■ WHAT IS ASKED ■
Quote the records that follow in full and exactly; leave out the pictures.

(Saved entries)
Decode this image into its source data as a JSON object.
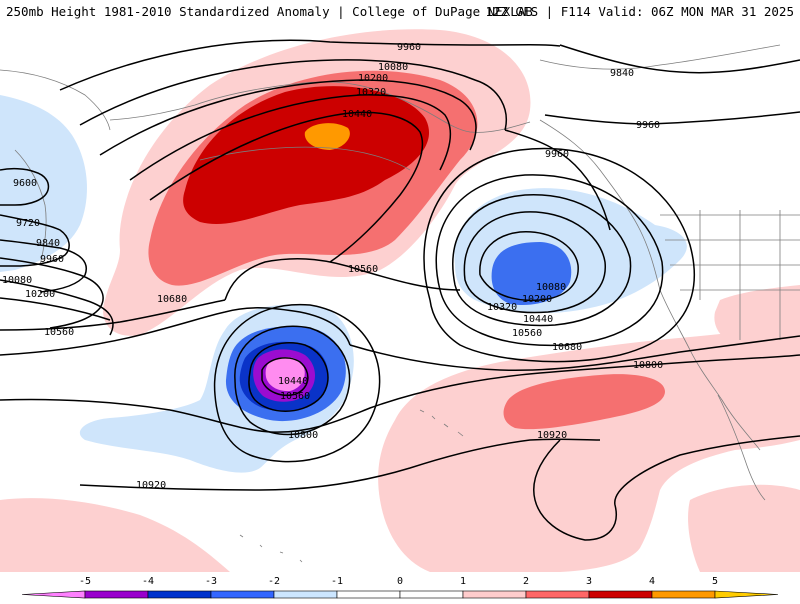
{
  "header": {
    "left_title": "250mb Height 1981-2010 Standardized Anomaly | College of DuPage NEXLAB",
    "right_title": "12Z GFS | F114 Valid: 06Z MON MAR 31 2025"
  },
  "contour_labels": {
    "c9960_a": "9960",
    "c9840_a": "9840",
    "c9960_b": "9960",
    "c10080_a": "10080",
    "c10200_a": "10200",
    "c10320_a": "10320",
    "c10440_a": "10440",
    "c9960_c": "9960",
    "c9600": "9600",
    "c9720": "9720",
    "c9840_b": "9840",
    "c9960_d": "9960",
    "c10080_b": "10080",
    "c10200_b": "10200",
    "c10560_a": "10560",
    "c10560_b": "10560",
    "c10680_a": "10680",
    "c10080_c": "10080",
    "c10200_c": "10200",
    "c10320_b": "10320",
    "c10440_b": "10440",
    "c10560_c": "10560",
    "c10680_b": "10680",
    "c10800_a": "10800",
    "c10440_c": "10440",
    "c10560_d": "10560",
    "c10800_b": "10800",
    "c10920_a": "10920",
    "c10920_b": "10920"
  },
  "legend": {
    "ticks": [
      "-5",
      "-4",
      "-3",
      "-2",
      "-1",
      "0",
      "1",
      "2",
      "3",
      "4",
      "5"
    ],
    "colors": [
      "#ff80ff",
      "#9900cc",
      "#0033cc",
      "#3366ff",
      "#cce6ff",
      "#ffffff",
      "#ffffff",
      "#ffcccc",
      "#ff6666",
      "#cc0000",
      "#ff9900",
      "#ffcc00"
    ]
  },
  "colors": {
    "neg1": "#cfe5fb",
    "neg2": "#3b6ff0",
    "neg3": "#0a33c8",
    "neg4": "#9b0cd0",
    "neg5": "#ff8cf0",
    "pos1": "#fdd0d0",
    "pos2": "#f57070",
    "pos3": "#cc0000",
    "pos4": "#ff9900"
  }
}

■ FINISHED ANSWER ■
Decode this image into its source data as a JSON object.
{
  "header": {
    "left_title": "250mb Height 1981-2010 Standardized Anomaly | College of DuPage NEXLAB",
    "right_title": "12Z GFS | F114 Valid: 06Z MON MAR 31 2025"
  },
  "contour_labels": {
    "c9960_a": "9960",
    "c9840_a": "9840",
    "c9960_b": "9960",
    "c10080_a": "10080",
    "c10200_a": "10200",
    "c10320_a": "10320",
    "c10440_a": "10440",
    "c9960_c": "9960",
    "c9600": "9600",
    "c9720": "9720",
    "c9840_b": "9840",
    "c9960_d": "9960",
    "c10080_b": "10080",
    "c10200_b": "10200",
    "c10560_a": "10560",
    "c10560_b": "10560",
    "c10680_a": "10680",
    "c10080_c": "10080",
    "c10200_c": "10200",
    "c10320_b": "10320",
    "c10440_b": "10440",
    "c10560_c": "10560",
    "c10680_b": "10680",
    "c10800_a": "10800",
    "c10440_c": "10440",
    "c10560_d": "10560",
    "c10800_b": "10800",
    "c10920_a": "10920",
    "c10920_b": "10920"
  },
  "legend": {
    "ticks": [
      "-5",
      "-4",
      "-3",
      "-2",
      "-1",
      "0",
      "1",
      "2",
      "3",
      "4",
      "5"
    ],
    "colors": [
      "#ff80ff",
      "#9900cc",
      "#0033cc",
      "#3366ff",
      "#cce6ff",
      "#ffffff",
      "#ffffff",
      "#ffcccc",
      "#ff6666",
      "#cc0000",
      "#ff9900",
      "#ffcc00"
    ]
  },
  "colors": {
    "neg1": "#cfe5fb",
    "neg2": "#3b6ff0",
    "neg3": "#0a33c8",
    "neg4": "#9b0cd0",
    "neg5": "#ff8cf0",
    "pos1": "#fdd0d0",
    "pos2": "#f57070",
    "pos3": "#cc0000",
    "pos4": "#ff9900"
  }
}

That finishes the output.